Provide only the number of lines in the data below that contain the word "Ausständen".
———
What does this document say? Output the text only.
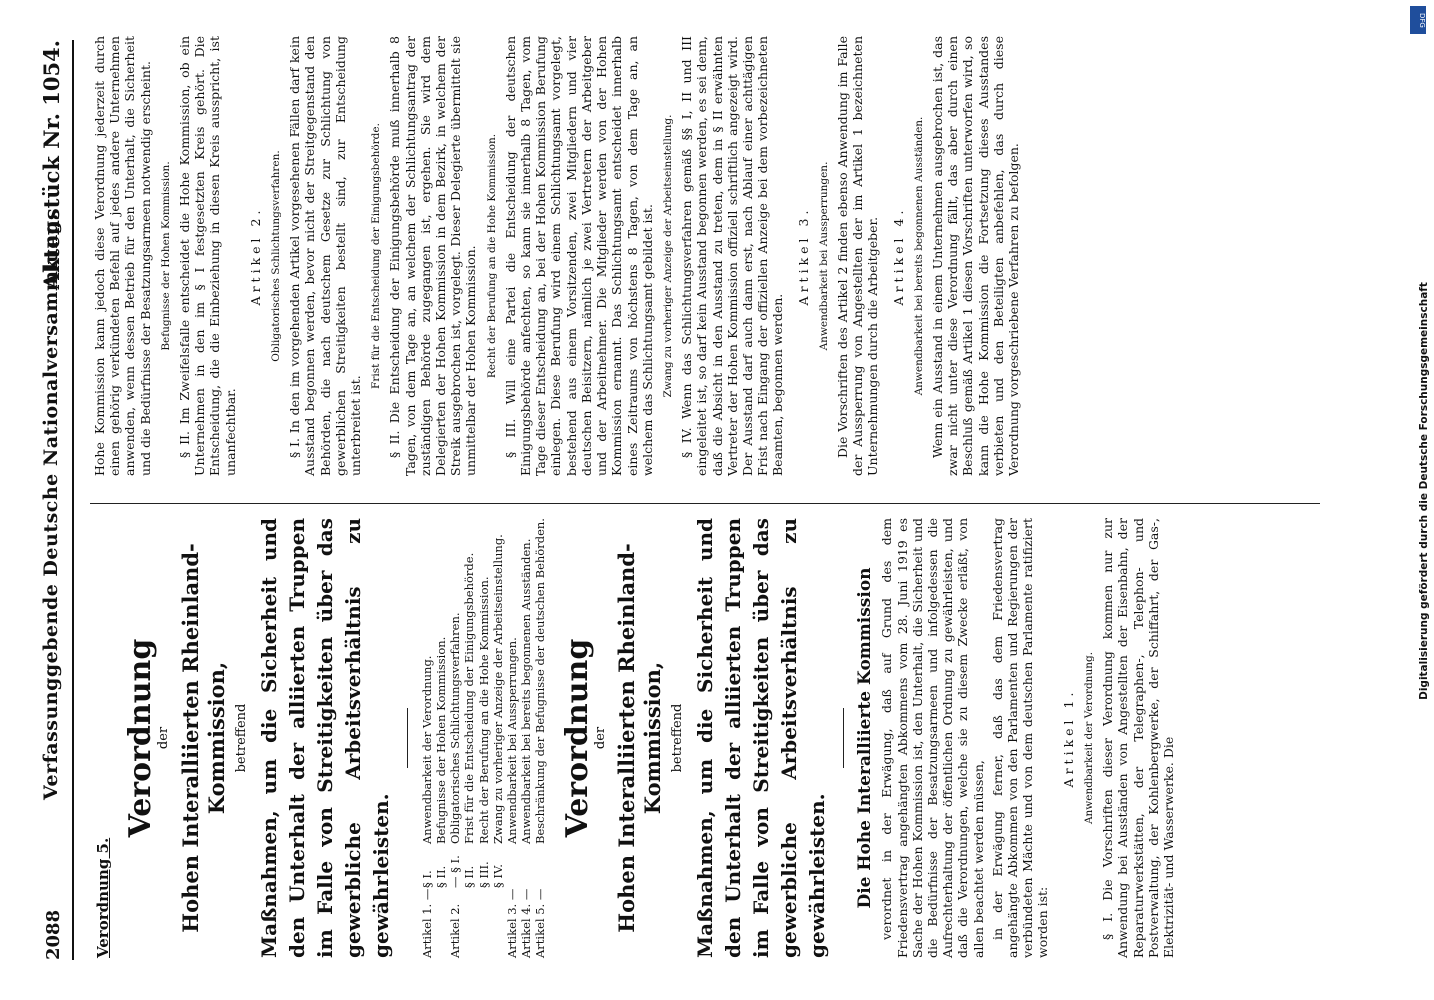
2088
Verfassunggebende Deutsche Nationalversammlung.
Aktenstück Nr. 1054.
Verordnung 5.
Verordnung
der Hohen Interalliierten Rheinland-Kommission, betreffend Maßnahmen, um die Sicherheit und den Unterhalt der alliierten Truppen im Falle von Streitigkeiten über das gewerbliche Arbeitsverhältnis zu gewährleisten. Artikel 1. —
§ I.
Anwendbarkeit der Verordnung.
§ II.
Befugnisse der Hohen Kommission.
Artikel 2.
— § I.
Obligatorisches Schlichtungsverfahren.
§ II.
Frist für die Entscheidung der Einigungsbehörde.
§ III.
Recht der Berufung an die Hohe Kommission.
§ IV.
Zwang zu vorheriger Anzeige der Arbeitseinstellung.
Artikel 3. —
Anwendbarkeit bei Aussperrungen.
Artikel 4. —
Anwendbarkeit bei bereits begonnenen Ausständen.
Artikel 5. —
Beschränkung der Befugnisse der deutschen Behörden. Verordnung
der Hohen Interalliierten Rheinland-Kommission, betreffend Maßnahmen, um die Sicherheit und den Unterhalt der alliierten Truppen im Falle von Streitigkeiten über das gewerbliche Arbeitsverhältnis zu gewährleisten. Die Hohe Interalliierte Kommission verordnet in der Erwägung, daß auf Grund des dem Friedensvertrag angehängten Abkommens vom 28. Juni 1919 es Sache der Hohen Kommission ist, den Unterhalt, die Sicherheit und die Bedürfnisse der Besatzungsarmeen und infolgedessen die Aufrechterhaltung der öffentlichen Ordnung zu gewährleisten, und daß die Verordnungen, welche sie zu diesem Zwecke erläßt, von allen beachtet werden müssen, in der Erwägung ferner, daß das dem Friedensvertrag angehängte Abkommen von den Parlamenten und Regierungen der verbündeten Mächte und von dem deutschen Parlamente ratifiziert worden ist:

Artikel 1. Anwendbarkeit der Verordnung. § I. Die Vorschriften dieser Verordnung kommen nur zur Anwendung bei Ausständen von Angestellten der Eisenbahn, der Reparaturwerkstätten, der Telegraphen-, Telephon- und Postverwaltung, der Kohlenbergwerke, der Schiffahrt, der Gas-, Elektrizität- und Wasserwerke. Die

Hohe Kommission kann jedoch diese Verordnung jederzeit durch einen gehörig verkündeten Befehl auf jedes andere Unternehmen anwenden, wenn dessen Betrieb für den Unterhalt, die Sicherheit und die Bedürfnisse der Besatzungsarmeen notwendig erscheint. Befugnisse der Hohen Kommission. § II. Im Zweifelsfalle entscheidet die Hohe Kommission, ob ein Unternehmen in den im § I festgesetzten Kreis gehört. Die Entscheidung, die die Einbeziehung in diesen Kreis ausspricht, ist unanfechtbar.

Artikel 2. Obligatorisches Schlichtungsverfahren. § I. In den im vorgehenden Artikel vorgesehenen Fällen darf kein Ausstand begonnen werden, bevor nicht der Streitgegenstand den Behörden, die nach deutschem Gesetze zur Schlichtung von gewerblichen Streitigkeiten bestellt sind, zur Entscheidung unterbreitet ist.

Frist für die Entscheidung der Einigungsbehörde. § II. Die Entscheidung der Einigungsbehörde muß innerhalb 8 Tagen, von dem Tage an, an welchem der Schlichtungsantrag der zuständigen Behörde zugegangen ist, ergehen. Sie wird dem Delegierten der Hohen Kommission in dem Bezirk, in welchem der Streik ausgebrochen ist, vorgelegt. Dieser Delegierte übermittelt sie unmittelbar der Hohen Kommission. Recht der Berufung an die Hohe Kommission. § III. Will eine Partei die Entscheidung der deutschen Einigungsbehörde anfechten, so kann sie innerhalb 8 Tagen, vom Tage dieser Entscheidung an, bei der Hohen Kommission Berufung einlegen. Diese Berufung wird einem Schlichtungsamt vorgelegt, bestehend aus einem Vorsitzenden, zwei Mitgliedern und vier deutschen Beisitzern, nämlich je zwei Vertretern der Arbeitgeber und der Arbeitnehmer. Die Mitglieder werden von der Hohen Kommission ernannt. Das Schlichtungsamt entscheidet innerhalb eines Zeitraums von höchstens 8 Tagen, von dem Tage an, an welchem das Schlichtungsamt gebildet ist. Zwang zu vorheriger Anzeige der Arbeitseinstellung. § IV. Wenn das Schlichtungsverfahren gemäß §§ I, II und III eingeleitet ist, so darf kein Ausstand begonnen werden, es sei denn, daß die Absicht in den Ausstand zu treten, dem in § II erwähnten Vertreter der Hohen Kommission offiziell schriftlich angezeigt wird. Der Ausstand darf auch dann erst, nach Ablauf einer achttägigen Frist nach Eingang der offiziellen Anzeige bei dem vorbezeichneten Beamten, begonnen werden.

Artikel 3. Anwendbarkeit bei Aussperrungen. Die Vorschriften des Artikel 2 finden ebenso Anwendung im Falle der Aussperrung von Angestellten der im Artikel 1 bezeichneten Unternehmungen durch die Arbeitgeber. Artikel 4. Anwendbarkeit bei bereits begonnenen Ausständen. Wenn ein Ausstand in einem Unternehmen ausgebrochen ist, das zwar nicht unter diese Verordnung fällt, das aber durch einen Beschluß gemäß Artikel 1 diesen Vorschriften unterworfen wird, so kann die Hohe Kommission die Fortsetzung dieses Ausstandes verbieten und den Beteiligten anbefehlen, das durch diese Verordnung vorgeschriebene Verfahren zu befolgen.

DFG
Digitalisierung gefördert durch die Deutsche Forschungsgemeinschaft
———
The output :: 3